- Jobs:
1. Quote every question the pgsql-general post asks in its body, below the subject line and list name.
2. In the pgsql-general post, how are the NFS-mounted storage and the Linux VM connected?
## start Extracted text
Re: can postgres run well on NFS mounted partitions?
List pgsql-general
The Linux VM where postgres is running over NFS is in a different location than where I am. Both the NFS mounted storage and VM are on the same network connected via 1GB ethernet switch.

The physical server for the Linux VM has UPS. 

Is there any specific test I can run to do power failure? 

Can I reboot my VM to test this or that wouldn't be good enough?

Also, why does a checkpoint need to run? I used the graphical installer to install postgres so I assume it would start automatically when the server starts. 

I was also thinking of blackhole testing. If I do a blackhole to the NFS server would I be able to test this accurately?

Folks in the other teams believe NFS should work fine for us so I need to check it out.

Your ideas are  highly appreciated!
## end Extracted text
## start Entries
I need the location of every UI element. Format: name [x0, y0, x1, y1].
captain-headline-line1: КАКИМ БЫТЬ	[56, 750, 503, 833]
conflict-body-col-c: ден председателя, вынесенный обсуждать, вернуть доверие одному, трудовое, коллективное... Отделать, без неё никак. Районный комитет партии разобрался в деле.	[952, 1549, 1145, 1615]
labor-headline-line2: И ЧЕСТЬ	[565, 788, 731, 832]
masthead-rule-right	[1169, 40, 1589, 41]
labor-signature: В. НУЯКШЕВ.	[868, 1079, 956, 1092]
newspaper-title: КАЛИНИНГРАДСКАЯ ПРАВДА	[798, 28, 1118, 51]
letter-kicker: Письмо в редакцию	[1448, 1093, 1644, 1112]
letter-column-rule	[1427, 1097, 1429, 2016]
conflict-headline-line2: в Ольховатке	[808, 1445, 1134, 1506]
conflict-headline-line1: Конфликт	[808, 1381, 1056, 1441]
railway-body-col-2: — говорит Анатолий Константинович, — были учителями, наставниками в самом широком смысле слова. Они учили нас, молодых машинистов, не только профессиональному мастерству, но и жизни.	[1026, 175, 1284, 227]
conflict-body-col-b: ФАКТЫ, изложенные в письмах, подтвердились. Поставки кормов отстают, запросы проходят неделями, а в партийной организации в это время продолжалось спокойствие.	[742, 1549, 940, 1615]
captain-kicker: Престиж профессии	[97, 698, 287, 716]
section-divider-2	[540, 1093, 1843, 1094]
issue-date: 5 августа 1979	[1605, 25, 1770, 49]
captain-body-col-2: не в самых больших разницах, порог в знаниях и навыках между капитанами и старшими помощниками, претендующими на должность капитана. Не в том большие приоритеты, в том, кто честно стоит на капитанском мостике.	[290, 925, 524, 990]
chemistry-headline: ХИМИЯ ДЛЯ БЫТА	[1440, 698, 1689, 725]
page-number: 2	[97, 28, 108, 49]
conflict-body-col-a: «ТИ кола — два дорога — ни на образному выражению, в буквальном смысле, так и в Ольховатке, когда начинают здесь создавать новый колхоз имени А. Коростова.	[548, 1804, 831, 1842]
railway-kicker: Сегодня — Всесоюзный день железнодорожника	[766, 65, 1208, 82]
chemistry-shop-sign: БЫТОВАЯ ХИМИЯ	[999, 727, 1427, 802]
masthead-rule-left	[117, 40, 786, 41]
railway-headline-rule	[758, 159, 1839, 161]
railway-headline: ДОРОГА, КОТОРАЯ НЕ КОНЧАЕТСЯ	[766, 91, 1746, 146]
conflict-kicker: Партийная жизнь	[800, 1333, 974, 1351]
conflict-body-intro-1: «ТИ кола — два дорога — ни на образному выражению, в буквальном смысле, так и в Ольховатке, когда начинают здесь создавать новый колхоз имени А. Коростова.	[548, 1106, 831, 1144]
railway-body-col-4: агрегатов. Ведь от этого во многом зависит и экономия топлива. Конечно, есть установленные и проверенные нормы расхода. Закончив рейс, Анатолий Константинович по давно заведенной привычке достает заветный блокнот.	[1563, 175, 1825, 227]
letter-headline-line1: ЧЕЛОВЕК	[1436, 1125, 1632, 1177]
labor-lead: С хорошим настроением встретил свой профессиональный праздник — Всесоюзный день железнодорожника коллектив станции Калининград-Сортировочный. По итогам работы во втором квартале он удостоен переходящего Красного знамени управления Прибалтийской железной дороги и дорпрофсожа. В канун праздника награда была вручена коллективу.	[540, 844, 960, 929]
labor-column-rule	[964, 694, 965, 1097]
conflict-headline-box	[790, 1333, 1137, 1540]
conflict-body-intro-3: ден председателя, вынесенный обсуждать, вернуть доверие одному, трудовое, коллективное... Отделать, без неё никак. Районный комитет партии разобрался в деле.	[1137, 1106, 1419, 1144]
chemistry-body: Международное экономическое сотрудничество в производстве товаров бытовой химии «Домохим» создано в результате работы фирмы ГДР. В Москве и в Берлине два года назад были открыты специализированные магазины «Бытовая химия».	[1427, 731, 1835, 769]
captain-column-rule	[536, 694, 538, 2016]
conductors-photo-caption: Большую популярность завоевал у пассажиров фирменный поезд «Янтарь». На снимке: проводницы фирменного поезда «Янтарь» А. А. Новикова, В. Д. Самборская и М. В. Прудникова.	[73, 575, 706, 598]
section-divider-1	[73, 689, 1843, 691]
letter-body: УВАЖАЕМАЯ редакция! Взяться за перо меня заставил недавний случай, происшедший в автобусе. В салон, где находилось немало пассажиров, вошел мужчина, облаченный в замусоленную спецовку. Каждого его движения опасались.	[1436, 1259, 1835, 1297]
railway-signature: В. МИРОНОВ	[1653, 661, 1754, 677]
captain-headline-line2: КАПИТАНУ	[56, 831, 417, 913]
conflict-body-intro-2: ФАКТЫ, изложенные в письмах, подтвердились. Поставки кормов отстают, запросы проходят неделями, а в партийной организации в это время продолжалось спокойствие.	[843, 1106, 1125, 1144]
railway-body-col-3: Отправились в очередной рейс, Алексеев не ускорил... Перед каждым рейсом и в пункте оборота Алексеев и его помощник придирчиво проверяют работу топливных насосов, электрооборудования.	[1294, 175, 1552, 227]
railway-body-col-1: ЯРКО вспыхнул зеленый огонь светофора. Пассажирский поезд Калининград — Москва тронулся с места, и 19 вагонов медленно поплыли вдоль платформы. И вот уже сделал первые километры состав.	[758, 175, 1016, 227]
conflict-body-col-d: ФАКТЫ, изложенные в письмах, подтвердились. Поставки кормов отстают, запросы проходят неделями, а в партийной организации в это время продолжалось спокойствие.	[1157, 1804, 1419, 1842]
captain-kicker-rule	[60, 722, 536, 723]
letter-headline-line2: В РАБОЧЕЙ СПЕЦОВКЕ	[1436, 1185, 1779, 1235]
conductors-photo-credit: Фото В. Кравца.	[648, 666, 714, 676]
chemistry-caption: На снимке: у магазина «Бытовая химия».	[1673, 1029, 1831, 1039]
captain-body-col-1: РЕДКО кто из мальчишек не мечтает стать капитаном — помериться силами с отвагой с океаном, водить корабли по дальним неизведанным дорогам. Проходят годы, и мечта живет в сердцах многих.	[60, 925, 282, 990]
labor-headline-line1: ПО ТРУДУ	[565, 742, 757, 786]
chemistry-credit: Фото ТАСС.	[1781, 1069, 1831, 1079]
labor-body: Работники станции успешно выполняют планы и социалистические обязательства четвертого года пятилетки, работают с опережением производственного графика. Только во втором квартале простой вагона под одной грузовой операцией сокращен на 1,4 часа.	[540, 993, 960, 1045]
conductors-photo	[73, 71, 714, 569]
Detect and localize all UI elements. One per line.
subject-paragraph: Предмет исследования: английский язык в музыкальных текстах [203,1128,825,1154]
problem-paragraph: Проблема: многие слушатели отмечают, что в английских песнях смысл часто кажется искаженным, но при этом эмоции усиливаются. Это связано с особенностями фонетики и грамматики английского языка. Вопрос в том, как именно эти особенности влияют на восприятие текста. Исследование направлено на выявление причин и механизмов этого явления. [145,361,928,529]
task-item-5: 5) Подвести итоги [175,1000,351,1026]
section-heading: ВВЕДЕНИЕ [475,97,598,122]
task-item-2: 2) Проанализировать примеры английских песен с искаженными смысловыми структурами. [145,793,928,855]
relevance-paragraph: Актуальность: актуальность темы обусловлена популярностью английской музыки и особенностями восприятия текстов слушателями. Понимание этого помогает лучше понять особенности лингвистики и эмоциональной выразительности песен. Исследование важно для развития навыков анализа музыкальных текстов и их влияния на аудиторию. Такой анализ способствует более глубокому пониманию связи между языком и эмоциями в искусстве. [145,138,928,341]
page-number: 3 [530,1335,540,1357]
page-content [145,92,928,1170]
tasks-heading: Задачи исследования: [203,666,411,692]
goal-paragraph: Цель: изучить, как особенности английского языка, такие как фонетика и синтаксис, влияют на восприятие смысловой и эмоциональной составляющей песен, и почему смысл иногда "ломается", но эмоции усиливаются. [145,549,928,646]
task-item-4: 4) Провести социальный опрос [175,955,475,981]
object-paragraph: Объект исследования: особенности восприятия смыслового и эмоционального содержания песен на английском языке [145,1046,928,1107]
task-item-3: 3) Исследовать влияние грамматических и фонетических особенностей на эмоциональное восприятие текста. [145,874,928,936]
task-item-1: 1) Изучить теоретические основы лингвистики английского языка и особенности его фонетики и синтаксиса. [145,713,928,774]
## end Entries
- Answers given:
1.
- Is there any specific test I can run to do power failure?
- Can I reboot my VM to test this or that wouldn't be good enough?
- Also, why does a checkpoint need to run?
- If I do a blackhole to the NFS server would I be able to test this accurately?

2. They are on the same network, connected via a 1GB ethernet switch.